- _Stated exercise A_
Answer these questions about the receipt-parsing tutorial below, one line each, marked like the questions:
(i) Which Python version does the tutorial use?
(ii) Which Python library does it use to call the API?
(iii) Which open source computer vision library does it use to highlight the extracted receipt fields on the image?

-- START OF Page excerpt --

Blog / How To

Extract receipt data with Mindee’s API using Python

Jonathan Grandperrin

September 10, 2020

min read

Start for Free

In this tutorial, you will learn how to parse a receipt image using python. This can help you automatically extract data from receipts without human interaction and use it in your backend applications for many accounting purposes.

The final script can be used within any python middleware application or REST API serving your frontend interfaces.

In the end of this tutorial, we’ll show you how to highlight the extracted receipt fields on the image using the open source computer vision library OpenCV.

The final result looks like this:

API Prerequisites

You need to have python installed in your environement. We’re using the 3.7 version in this tutorial.
You’ll need a free Mindee account. Sign up and confirm your email to login.
A receipt. Look in your bag/wallet for a recent one, or do a Google Image search for a receipt and download a few to test with.

Setup the project

Create an empty directory wherever you want in your laptop, we’ll call ours “python_receipt’, and create a ‘main.py’ file in it.

Open up a terminal and go to the directory you just created. In this tutorial we’ll use the python library “requests” to call the API. If it’s not installed in your env, you can install by running:

pip install requests

Make sure you have a receipt image somewhere on your laptop, and you know the path.

That’s it for the setup, let’s call the API.

Call the Mindee receipt API

If you don’t have an API token yet for this API, go to the “credentials” section and create a new API Key.

Click on the documentation section in the navbar, and then click on the Python link on the sample code area. Copy the code.

Open the main.py file you created a few minutes ago, and paste your sample code, it should looks like:

import requests
url = "https://api.mindee.net/products/expense_receipts/v2/predict"

-- END OF Page excerpt --
-- START OF Supplied entries --

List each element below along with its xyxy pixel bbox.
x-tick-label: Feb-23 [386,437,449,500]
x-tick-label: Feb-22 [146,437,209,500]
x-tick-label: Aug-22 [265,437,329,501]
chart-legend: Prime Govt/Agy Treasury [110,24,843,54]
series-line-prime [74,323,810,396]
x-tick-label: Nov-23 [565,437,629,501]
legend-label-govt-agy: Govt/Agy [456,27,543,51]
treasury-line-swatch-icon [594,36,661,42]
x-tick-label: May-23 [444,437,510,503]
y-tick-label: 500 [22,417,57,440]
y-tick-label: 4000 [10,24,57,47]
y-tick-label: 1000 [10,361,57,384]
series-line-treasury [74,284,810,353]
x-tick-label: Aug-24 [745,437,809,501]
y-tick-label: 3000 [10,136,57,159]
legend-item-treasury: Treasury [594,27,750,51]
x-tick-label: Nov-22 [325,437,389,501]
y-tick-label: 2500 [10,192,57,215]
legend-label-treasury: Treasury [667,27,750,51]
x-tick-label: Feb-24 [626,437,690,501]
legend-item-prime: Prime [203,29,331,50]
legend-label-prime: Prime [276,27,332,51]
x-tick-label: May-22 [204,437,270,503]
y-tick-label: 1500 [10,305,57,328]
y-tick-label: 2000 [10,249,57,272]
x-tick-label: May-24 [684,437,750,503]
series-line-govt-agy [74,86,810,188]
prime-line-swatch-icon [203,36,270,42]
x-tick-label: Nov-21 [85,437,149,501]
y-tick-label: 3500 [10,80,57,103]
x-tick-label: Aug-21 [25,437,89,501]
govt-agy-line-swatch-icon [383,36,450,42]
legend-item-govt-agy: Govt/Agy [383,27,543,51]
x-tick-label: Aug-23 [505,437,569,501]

-- END OF Supplied entries --

- _Stated exercise B_
Collect every line of the records above that contains the string "icon", copying each line in full.

- _Written response A_
(i) 3.7
(ii) requests
(iii) OpenCV

- _Written response B_
treasury-line-swatch-icon [594,36,661,42]
prime-line-swatch-icon [203,36,270,42]
govt-agy-line-swatch-icon [383,36,450,42]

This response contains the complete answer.